━━ RAW DATA

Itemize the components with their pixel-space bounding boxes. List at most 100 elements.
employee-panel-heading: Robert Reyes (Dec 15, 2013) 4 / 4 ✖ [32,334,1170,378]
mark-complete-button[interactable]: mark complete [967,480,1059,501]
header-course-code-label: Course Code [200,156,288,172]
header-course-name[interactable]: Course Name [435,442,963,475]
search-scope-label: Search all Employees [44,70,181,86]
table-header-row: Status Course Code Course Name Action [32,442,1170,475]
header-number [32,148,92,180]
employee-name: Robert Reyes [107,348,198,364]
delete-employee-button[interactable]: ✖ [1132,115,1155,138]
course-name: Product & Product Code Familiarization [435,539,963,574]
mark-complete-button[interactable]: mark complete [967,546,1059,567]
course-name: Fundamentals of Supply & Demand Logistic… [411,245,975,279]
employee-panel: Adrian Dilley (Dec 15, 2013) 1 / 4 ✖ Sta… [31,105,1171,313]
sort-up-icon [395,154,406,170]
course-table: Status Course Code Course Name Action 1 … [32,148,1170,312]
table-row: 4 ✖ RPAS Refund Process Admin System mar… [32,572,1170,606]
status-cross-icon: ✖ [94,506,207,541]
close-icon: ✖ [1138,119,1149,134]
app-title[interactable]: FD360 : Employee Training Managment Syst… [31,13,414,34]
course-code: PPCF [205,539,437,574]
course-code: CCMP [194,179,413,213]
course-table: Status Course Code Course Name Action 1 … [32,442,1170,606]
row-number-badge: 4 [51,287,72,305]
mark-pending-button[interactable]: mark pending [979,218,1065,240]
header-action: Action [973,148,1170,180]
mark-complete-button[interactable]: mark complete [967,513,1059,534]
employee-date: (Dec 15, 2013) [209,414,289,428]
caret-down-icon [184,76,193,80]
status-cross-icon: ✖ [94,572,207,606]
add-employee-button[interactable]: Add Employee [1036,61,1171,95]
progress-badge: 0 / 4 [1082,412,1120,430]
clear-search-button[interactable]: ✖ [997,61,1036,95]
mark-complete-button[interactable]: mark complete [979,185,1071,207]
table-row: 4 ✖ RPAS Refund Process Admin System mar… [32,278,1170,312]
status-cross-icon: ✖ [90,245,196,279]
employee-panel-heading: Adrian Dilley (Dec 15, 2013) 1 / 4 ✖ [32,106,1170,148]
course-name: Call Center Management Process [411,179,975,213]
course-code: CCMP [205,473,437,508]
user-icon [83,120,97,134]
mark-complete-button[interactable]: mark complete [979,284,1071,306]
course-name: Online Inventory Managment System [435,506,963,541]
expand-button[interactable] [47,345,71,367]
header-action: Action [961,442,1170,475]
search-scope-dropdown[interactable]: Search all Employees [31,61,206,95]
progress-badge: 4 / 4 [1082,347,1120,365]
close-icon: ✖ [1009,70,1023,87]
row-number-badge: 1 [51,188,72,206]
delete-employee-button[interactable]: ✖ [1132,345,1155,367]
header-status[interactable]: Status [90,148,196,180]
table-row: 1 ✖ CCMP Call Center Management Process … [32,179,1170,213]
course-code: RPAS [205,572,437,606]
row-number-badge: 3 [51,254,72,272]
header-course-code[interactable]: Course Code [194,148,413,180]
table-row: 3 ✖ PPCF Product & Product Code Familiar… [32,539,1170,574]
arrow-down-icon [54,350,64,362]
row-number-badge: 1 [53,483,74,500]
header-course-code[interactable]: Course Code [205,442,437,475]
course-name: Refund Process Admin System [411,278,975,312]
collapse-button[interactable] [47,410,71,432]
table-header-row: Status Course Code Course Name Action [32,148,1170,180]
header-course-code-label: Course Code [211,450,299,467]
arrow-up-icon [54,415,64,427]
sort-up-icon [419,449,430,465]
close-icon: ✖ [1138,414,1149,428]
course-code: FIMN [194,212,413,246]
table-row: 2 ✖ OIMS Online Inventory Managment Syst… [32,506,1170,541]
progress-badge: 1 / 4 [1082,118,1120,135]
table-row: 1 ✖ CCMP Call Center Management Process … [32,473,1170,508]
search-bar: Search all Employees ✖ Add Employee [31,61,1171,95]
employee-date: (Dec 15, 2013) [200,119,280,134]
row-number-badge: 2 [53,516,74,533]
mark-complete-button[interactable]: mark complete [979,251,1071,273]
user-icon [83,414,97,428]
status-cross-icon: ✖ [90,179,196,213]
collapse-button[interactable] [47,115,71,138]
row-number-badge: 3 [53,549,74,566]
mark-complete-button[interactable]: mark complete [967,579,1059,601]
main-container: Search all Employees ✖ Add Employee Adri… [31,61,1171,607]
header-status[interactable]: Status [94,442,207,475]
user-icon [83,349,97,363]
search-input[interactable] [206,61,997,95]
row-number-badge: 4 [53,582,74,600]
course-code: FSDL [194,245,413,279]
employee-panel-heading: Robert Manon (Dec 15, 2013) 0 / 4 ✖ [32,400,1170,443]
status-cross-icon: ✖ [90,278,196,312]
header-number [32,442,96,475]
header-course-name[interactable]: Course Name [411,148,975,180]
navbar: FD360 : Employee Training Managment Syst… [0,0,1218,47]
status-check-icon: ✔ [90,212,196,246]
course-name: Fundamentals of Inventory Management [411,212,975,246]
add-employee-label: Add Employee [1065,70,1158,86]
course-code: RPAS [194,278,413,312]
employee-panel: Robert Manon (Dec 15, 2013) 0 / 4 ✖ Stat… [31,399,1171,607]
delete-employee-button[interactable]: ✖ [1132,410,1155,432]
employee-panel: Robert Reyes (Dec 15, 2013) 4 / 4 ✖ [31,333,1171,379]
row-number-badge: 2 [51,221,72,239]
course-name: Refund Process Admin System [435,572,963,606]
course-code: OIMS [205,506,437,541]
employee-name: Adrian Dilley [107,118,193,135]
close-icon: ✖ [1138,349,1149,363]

━━━━

GOAL OF THE EXERCISE
Copy out word for word the lines from the very first one through the line with "header-number [32,148,92,180]".

RESULT BELOW
Itemize the components with their pixel-space bounding boxes. List at most 100 elements.
employee-panel-heading: Robert Reyes (Dec 15, 2013) 4 / 4 ✖ [32,334,1170,378]
mark-complete-button[interactable]: mark complete [967,480,1059,501]
header-course-code-label: Course Code [200,156,288,172]
header-course-name[interactable]: Course Name [435,442,963,475]
search-scope-label: Search all Employees [44,70,181,86]
table-header-row: Status Course Code Course Name Action [32,442,1170,475]
header-number [32,148,92,180]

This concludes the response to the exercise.